*WRITTEN TASK*
Copy out the listing lines exactly as they appear, starting with the line that contains "word-ribbon <box>13 55 524 73</box>" and going on through the line that contains "participant-name: Bengali Anand", with both of those lines included.

*RECORDS SUPPLIED*
▼

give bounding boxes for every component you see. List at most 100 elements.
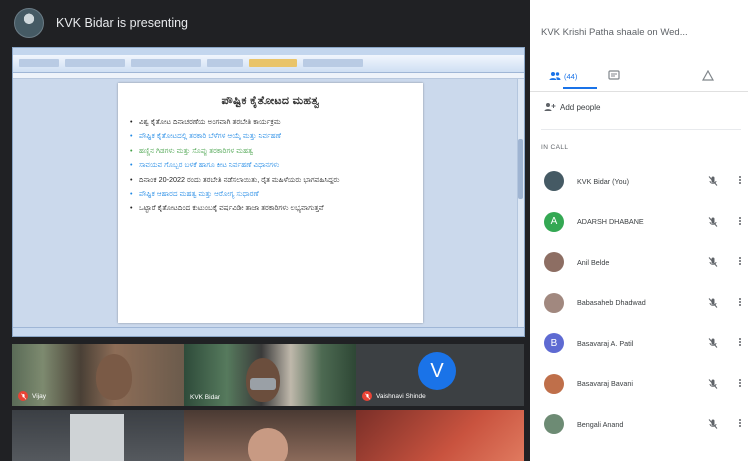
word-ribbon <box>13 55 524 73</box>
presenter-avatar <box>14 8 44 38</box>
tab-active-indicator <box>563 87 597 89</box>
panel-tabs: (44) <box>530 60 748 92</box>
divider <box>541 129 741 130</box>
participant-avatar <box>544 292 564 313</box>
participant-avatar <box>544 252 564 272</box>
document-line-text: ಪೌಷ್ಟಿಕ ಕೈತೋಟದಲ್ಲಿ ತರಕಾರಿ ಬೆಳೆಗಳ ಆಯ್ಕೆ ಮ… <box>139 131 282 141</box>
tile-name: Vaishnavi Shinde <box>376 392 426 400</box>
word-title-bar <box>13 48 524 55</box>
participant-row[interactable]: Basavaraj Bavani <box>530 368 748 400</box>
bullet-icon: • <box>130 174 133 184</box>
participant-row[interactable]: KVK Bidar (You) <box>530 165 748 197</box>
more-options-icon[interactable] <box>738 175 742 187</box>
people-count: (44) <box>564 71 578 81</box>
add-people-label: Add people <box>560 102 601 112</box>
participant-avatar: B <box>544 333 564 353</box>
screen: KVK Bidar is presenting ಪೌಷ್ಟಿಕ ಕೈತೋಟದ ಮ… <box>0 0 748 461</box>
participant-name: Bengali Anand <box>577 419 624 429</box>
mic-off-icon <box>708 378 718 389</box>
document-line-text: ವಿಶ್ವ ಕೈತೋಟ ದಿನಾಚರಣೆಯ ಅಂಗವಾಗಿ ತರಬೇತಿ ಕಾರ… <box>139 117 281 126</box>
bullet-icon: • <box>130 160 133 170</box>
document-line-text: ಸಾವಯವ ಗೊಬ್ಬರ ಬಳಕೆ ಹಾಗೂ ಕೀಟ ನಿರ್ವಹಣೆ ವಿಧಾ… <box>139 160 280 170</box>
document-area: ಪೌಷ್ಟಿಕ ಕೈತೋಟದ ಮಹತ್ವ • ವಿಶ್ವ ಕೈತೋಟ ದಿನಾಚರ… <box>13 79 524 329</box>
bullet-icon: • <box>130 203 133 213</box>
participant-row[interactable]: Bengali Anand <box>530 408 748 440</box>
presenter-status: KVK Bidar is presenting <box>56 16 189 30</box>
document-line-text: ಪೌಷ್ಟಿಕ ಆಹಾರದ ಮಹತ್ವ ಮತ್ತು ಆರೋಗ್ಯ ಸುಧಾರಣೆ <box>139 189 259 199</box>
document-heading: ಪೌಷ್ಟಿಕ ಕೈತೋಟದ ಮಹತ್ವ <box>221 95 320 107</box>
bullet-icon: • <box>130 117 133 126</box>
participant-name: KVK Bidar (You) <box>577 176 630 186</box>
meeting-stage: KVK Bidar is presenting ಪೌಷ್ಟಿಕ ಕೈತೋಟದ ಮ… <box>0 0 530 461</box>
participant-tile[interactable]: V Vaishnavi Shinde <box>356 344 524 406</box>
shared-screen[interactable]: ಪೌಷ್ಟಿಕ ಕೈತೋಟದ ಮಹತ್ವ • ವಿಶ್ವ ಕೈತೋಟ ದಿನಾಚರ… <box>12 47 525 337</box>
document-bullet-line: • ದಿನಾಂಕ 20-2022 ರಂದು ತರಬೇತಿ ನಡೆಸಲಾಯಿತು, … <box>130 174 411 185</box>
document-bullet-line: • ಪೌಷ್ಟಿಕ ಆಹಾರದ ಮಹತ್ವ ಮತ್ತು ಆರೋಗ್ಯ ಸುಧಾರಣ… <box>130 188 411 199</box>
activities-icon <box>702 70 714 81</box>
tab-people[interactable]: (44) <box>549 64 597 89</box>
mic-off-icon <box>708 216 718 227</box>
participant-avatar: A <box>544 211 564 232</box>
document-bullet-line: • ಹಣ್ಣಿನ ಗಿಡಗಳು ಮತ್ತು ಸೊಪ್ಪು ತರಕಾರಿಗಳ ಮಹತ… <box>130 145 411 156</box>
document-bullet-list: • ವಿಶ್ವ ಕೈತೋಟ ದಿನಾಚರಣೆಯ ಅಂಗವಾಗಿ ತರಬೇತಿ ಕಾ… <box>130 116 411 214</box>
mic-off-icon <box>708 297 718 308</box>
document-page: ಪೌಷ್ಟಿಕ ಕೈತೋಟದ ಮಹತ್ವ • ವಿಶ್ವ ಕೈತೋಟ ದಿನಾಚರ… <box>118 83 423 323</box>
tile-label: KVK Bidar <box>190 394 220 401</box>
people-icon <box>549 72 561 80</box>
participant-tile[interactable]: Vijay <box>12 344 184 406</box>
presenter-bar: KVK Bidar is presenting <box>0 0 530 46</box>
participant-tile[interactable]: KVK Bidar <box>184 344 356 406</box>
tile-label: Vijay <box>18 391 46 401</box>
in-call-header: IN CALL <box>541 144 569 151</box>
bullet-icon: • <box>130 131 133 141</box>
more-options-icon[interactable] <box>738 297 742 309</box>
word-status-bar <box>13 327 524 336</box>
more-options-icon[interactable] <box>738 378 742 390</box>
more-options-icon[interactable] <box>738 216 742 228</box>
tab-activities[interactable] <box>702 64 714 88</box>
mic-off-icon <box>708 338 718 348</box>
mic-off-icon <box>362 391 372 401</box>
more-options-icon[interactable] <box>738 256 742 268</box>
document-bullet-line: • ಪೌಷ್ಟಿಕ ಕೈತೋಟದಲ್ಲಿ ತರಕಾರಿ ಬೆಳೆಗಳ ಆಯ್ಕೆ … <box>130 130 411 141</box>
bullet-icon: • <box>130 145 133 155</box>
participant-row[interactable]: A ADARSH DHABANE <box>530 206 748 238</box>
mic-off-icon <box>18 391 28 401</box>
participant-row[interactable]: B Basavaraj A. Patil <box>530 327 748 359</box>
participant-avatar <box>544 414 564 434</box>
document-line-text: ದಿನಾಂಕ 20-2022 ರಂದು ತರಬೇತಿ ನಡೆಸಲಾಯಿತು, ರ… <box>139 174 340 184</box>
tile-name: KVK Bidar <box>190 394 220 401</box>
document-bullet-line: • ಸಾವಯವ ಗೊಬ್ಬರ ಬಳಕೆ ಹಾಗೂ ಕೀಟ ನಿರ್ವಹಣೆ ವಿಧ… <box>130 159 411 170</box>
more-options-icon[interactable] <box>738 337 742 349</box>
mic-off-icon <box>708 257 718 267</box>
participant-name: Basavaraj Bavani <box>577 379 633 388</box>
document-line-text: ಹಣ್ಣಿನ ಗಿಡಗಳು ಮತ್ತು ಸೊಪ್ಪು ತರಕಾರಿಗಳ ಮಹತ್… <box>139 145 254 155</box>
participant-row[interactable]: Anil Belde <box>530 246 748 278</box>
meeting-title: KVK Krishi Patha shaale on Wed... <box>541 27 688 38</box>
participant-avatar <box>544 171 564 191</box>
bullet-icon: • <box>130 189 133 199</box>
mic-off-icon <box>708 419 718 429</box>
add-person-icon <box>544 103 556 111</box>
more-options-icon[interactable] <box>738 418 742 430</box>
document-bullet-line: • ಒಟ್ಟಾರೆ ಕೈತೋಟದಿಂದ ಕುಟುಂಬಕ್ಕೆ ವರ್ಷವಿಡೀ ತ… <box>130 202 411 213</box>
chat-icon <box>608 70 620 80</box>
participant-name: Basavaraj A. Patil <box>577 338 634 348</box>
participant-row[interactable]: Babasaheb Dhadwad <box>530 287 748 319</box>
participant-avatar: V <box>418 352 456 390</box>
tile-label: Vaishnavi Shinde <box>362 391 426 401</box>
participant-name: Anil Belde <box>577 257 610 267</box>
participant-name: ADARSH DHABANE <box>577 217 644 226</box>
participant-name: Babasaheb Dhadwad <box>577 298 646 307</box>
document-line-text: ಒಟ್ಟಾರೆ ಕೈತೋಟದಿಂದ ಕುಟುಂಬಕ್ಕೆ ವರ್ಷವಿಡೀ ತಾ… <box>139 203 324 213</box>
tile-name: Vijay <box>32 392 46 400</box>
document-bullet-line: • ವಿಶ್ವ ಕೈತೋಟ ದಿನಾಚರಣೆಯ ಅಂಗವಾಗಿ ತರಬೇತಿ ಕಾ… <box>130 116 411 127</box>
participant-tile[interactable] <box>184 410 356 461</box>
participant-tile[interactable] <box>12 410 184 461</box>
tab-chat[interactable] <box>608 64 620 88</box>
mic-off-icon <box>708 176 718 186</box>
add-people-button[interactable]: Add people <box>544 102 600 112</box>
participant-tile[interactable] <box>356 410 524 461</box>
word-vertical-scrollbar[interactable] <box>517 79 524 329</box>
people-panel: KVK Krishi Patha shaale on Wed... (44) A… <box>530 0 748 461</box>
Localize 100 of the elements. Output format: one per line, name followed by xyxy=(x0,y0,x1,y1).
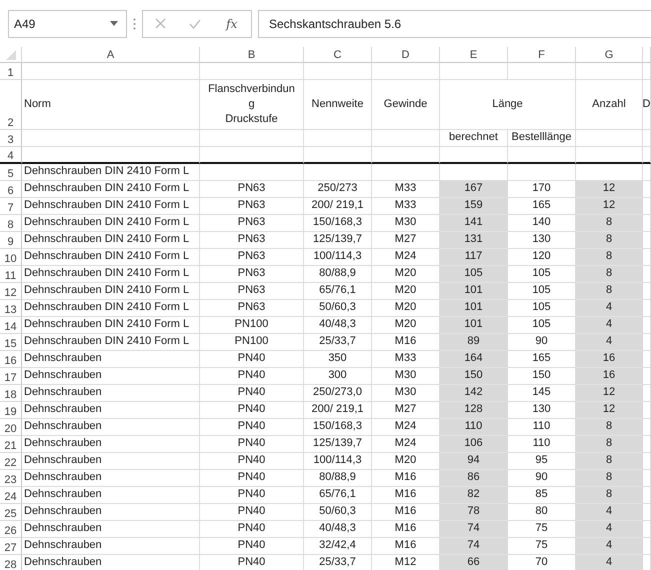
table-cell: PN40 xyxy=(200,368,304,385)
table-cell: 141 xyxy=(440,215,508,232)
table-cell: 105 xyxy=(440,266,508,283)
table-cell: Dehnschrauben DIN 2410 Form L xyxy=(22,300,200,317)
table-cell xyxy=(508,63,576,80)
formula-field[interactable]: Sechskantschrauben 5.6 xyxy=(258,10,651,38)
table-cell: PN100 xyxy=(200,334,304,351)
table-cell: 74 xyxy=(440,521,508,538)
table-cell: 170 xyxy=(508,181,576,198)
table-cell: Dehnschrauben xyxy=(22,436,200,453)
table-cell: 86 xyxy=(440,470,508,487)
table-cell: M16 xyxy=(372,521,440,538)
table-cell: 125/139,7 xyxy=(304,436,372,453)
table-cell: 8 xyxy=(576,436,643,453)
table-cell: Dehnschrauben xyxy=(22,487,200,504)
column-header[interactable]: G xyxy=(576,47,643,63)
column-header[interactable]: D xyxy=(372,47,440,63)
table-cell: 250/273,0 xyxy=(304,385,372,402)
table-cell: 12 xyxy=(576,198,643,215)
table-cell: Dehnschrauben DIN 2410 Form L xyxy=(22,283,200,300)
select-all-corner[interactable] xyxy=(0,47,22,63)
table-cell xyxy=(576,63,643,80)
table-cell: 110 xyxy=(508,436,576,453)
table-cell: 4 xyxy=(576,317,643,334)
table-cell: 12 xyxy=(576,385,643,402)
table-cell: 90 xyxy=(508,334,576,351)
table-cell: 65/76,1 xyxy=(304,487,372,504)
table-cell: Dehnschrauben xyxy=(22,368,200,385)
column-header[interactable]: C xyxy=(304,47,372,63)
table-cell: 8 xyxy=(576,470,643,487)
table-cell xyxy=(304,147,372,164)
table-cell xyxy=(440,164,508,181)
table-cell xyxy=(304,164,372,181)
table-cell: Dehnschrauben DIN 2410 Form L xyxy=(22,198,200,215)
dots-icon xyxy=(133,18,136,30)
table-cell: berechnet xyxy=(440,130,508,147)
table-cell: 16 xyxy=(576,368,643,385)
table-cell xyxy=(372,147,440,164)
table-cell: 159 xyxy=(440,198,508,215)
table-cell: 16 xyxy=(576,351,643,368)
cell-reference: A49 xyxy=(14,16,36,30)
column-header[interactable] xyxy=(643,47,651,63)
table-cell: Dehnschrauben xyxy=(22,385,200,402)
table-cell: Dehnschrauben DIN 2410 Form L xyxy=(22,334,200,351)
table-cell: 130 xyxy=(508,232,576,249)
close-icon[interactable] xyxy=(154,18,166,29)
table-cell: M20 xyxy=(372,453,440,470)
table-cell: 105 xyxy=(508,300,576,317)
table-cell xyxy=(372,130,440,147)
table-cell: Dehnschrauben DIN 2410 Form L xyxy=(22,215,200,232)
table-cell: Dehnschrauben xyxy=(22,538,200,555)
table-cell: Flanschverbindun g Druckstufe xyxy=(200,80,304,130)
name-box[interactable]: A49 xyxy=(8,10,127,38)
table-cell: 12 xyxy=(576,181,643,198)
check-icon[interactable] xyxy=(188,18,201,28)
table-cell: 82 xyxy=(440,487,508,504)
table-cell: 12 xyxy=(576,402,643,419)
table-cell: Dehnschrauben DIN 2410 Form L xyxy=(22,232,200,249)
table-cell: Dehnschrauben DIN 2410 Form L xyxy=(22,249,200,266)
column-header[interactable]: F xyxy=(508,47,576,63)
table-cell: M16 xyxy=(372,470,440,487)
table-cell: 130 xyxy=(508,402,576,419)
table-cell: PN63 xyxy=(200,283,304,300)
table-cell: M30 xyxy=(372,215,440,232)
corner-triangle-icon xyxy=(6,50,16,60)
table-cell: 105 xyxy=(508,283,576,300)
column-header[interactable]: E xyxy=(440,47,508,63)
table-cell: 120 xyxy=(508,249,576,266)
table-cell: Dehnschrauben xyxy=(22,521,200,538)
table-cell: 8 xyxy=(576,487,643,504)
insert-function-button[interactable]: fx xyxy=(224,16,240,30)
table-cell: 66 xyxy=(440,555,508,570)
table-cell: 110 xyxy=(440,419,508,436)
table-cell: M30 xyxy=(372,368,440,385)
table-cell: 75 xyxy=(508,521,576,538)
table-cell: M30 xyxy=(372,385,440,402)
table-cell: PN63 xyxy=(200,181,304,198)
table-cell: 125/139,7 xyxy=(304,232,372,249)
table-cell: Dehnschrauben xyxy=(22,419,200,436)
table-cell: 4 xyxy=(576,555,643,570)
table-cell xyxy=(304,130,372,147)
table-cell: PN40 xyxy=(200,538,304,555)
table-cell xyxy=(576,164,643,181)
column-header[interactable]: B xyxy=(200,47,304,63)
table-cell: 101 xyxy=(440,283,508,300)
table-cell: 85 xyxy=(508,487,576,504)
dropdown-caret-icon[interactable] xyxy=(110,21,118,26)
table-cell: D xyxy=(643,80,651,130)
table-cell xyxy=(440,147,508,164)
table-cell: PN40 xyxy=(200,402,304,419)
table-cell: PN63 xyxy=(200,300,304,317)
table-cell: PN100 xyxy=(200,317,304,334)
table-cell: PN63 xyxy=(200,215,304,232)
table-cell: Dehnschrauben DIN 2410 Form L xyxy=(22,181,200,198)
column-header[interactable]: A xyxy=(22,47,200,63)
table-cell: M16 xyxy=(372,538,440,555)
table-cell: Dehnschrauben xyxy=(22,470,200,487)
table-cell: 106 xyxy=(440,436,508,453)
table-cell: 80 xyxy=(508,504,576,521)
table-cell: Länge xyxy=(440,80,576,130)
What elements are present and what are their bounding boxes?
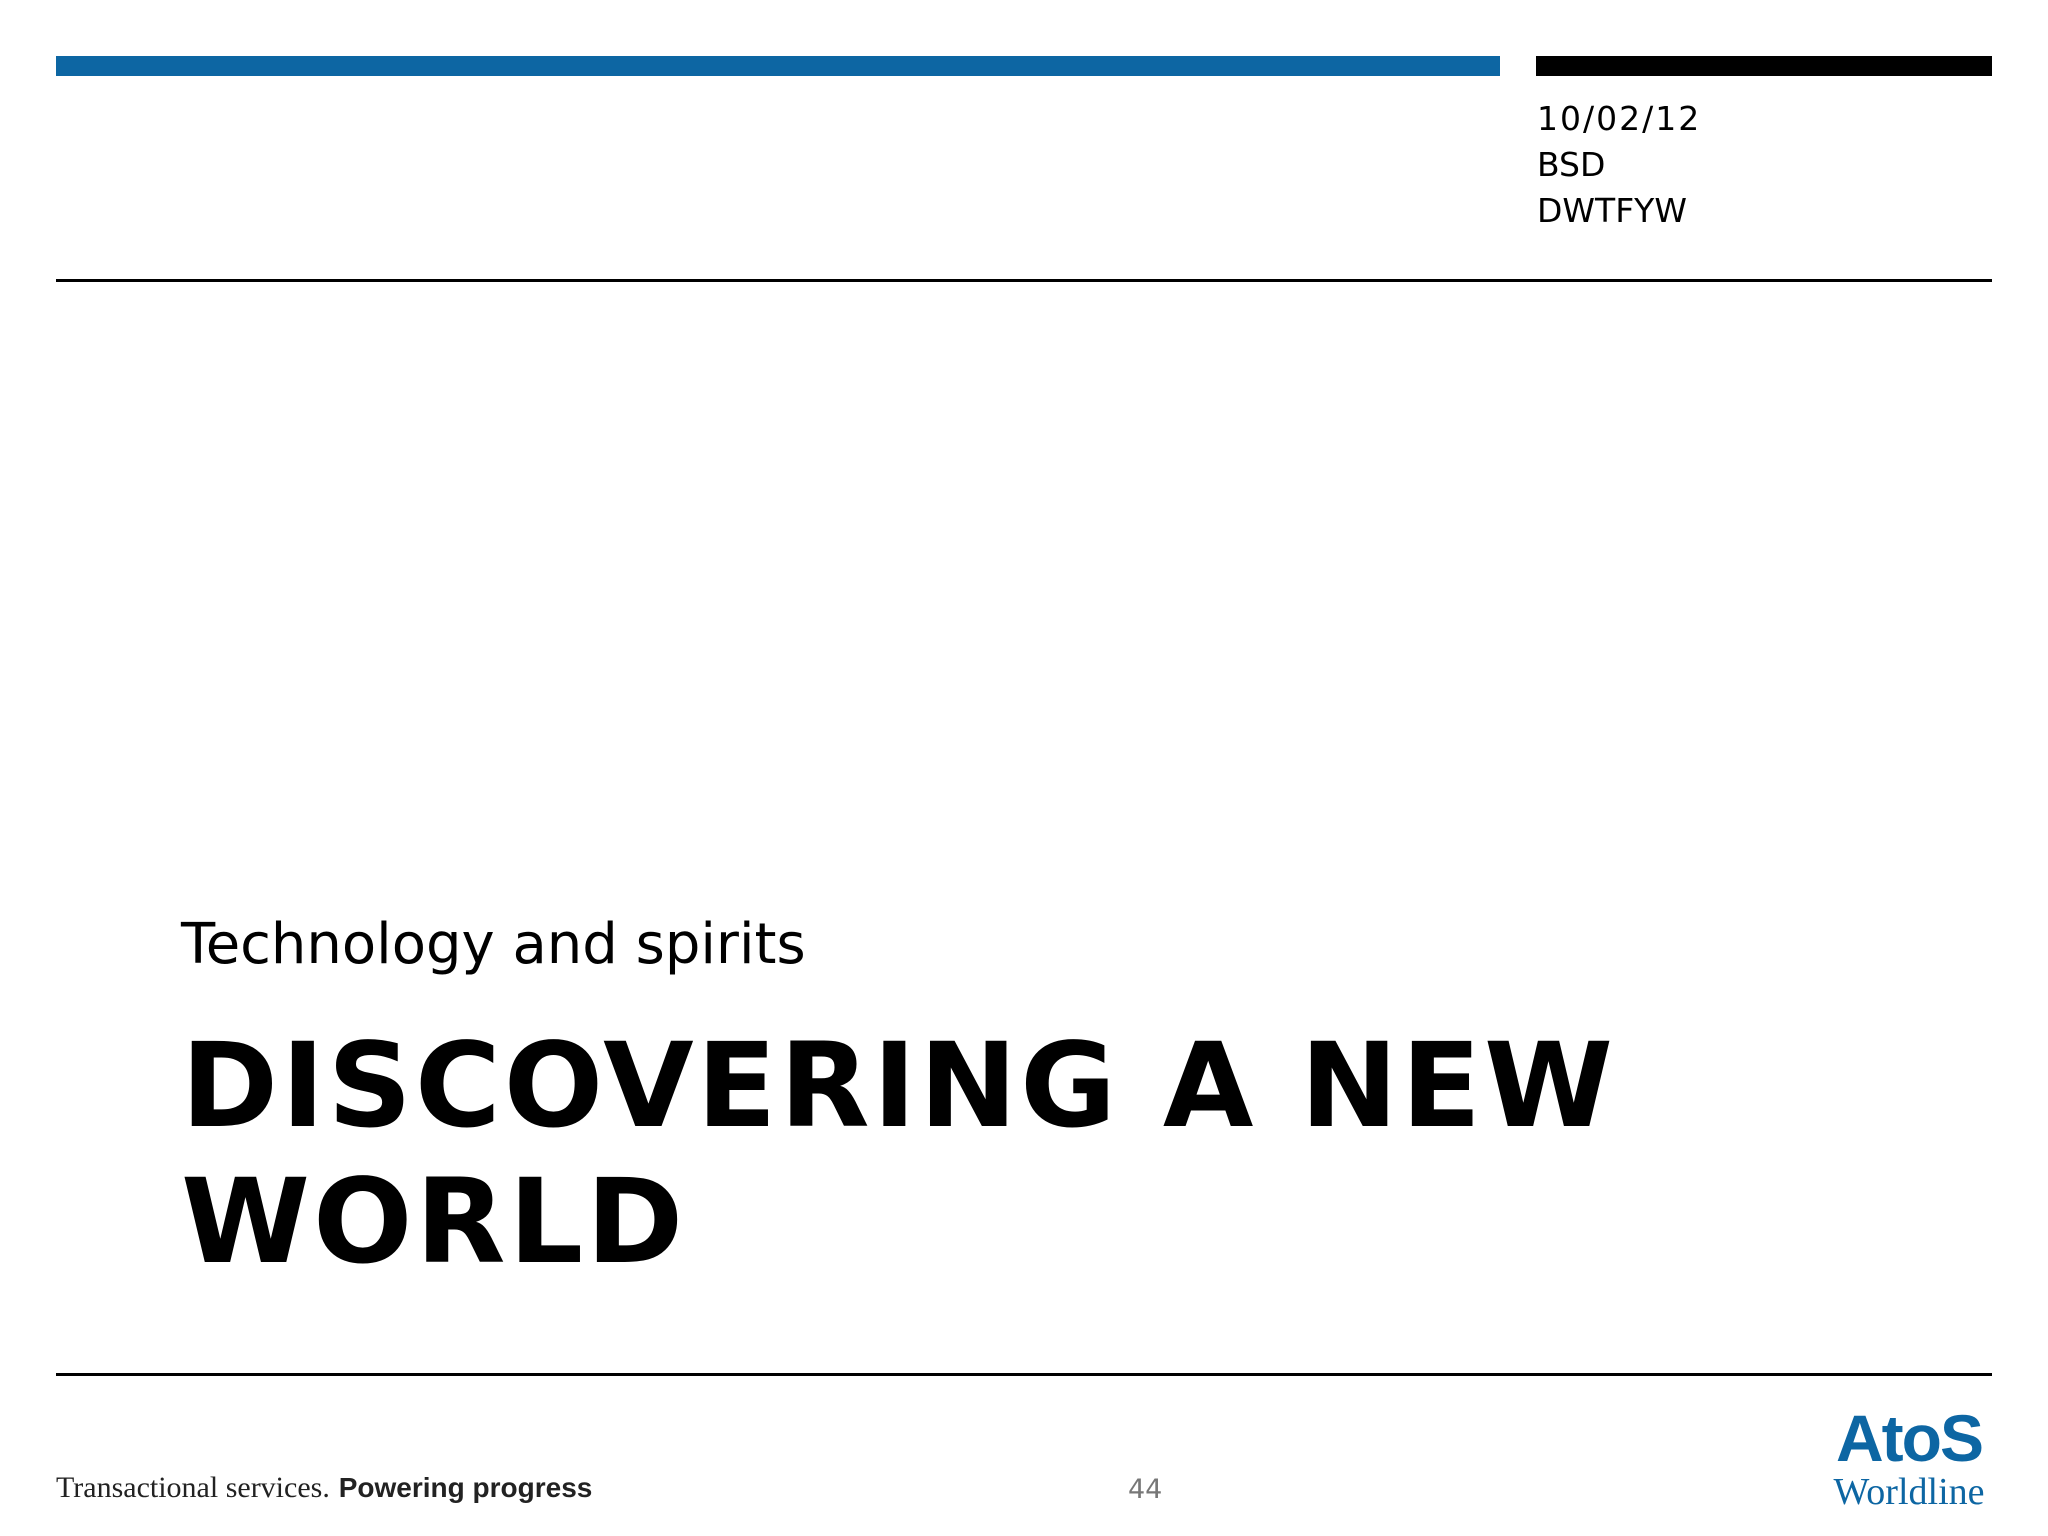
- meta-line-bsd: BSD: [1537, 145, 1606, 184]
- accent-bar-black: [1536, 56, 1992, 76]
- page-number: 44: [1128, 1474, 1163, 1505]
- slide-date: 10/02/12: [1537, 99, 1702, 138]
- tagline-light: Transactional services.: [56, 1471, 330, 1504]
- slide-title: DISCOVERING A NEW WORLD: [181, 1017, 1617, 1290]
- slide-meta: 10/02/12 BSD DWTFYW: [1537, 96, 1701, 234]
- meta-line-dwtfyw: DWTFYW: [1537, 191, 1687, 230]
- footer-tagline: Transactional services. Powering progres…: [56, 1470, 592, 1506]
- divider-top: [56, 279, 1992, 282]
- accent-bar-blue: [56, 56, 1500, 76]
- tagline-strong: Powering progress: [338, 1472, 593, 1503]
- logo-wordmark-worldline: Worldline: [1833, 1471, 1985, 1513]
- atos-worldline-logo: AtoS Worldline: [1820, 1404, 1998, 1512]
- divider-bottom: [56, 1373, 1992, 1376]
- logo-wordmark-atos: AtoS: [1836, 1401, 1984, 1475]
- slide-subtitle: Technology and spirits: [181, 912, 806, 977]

▲

*SOLUTION FOR THIS TASK*
word-ribbon <box>13 55 524 73</box>
presenter-avatar <box>14 8 44 38</box>
tab-active-indicator <box>563 87 597 89</box>
panel-tabs: (44) <box>530 60 748 92</box>
divider <box>541 129 741 130</box>
participant-avatar <box>544 292 564 313</box>
participant-avatar <box>544 252 564 272</box>
document-line-text: ಪೌಷ್ಟಿಕ ಕೈತೋಟದಲ್ಲಿ ತರಕಾರಿ ಬೆಳೆಗಳ ಆಯ್ಕೆ ಮ… <box>139 131 282 141</box>
tile-name: Vaishnavi Shinde <box>376 392 426 400</box>
word-title-bar <box>13 48 524 55</box>
participant-row[interactable]: Basavaraj Bavani <box>530 368 748 400</box>
bullet-icon: • <box>130 174 133 184</box>
participant-row[interactable]: KVK Bidar (You) <box>530 165 748 197</box>
more-options-icon[interactable] <box>738 175 742 187</box>
people-count: (44) <box>564 71 578 81</box>
add-people-label: Add people <box>560 102 601 112</box>
participant-avatar: B <box>544 333 564 353</box>
screen: KVK Bidar is presenting ಪೌಷ್ಟಿಕ ಕೈತೋಟದ ಮ… <box>0 0 748 461</box>
participant-name: Bengali Anand <box>577 419 624 429</box>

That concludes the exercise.